● **Requirement**: Write out every entry precisely as given, leaving the pictures out.

● **Extracted data**:
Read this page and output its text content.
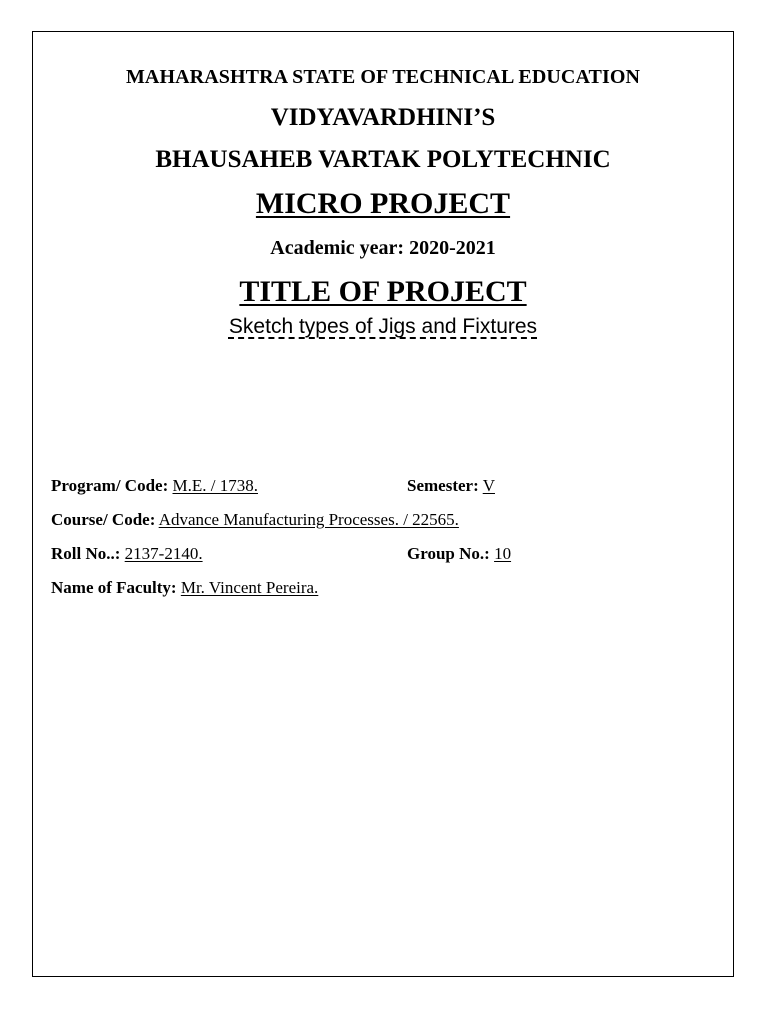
MAHARASHTRA STATE OF TECHNICAL EDUCATION
VIDYAVARDHINI’S
BHAUSAHEB VARTAK POLYTECHNIC
MICRO PROJECT
Academic year: 2020-2021
TITLE OF PROJECT
Sketch types of Jigs and Fixtures
Program/ Code: M.E. / 1738.	Semester: V
Course/ Code: Advance Manufacturing Processes. / 22565.
Roll No..: 2137-2140.	Group No.: 10
Name of Faculty: Mr. Vincent Pereira.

● **The answer**:
Read this page and output its text content.
MAHARASHTRA STATE OF TECHNICAL EDUCATION
VIDYAVARDHINI’S
BHAUSAHEB VARTAK POLYTECHNIC
MICRO PROJECT
Academic year: 2020-2021
TITLE OF PROJECT
Sketch types of Jigs and Fixtures
Program/ Code: M.E. / 1738.	Semester: V
Course/ Code: Advance Manufacturing Processes. / 22565.
Roll No..: 2137-2140.	Group No.: 10
Name of Faculty: Mr. Vincent Pereira.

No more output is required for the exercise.